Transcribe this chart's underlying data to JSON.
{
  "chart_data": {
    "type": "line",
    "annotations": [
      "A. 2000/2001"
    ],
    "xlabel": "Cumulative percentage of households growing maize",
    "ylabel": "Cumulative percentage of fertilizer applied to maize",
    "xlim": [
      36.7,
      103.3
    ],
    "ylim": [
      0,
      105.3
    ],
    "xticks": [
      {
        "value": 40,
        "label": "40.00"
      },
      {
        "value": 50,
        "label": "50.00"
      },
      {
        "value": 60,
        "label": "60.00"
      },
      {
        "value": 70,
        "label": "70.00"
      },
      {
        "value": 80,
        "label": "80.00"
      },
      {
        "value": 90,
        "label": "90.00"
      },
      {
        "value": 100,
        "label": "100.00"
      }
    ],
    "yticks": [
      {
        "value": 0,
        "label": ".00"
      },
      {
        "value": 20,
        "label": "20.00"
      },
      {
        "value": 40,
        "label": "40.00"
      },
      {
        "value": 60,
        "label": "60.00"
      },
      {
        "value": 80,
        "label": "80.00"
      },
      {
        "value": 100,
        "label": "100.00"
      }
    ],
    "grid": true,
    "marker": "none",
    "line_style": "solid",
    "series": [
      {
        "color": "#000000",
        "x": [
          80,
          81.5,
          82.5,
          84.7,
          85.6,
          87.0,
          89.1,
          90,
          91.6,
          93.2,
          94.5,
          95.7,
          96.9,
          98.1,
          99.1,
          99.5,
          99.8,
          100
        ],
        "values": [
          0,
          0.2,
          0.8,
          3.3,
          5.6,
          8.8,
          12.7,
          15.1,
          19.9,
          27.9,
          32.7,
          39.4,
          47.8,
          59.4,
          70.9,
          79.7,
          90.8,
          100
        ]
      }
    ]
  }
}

* * * * * * * * *

Given request:
Return every line from the records above that holds the word "percentage".

Result of this exercise:
    "xlabel": "Cumulative percentage of households growing maize",
    "ylabel": "Cumulative percentage of fertilizer applied to maize",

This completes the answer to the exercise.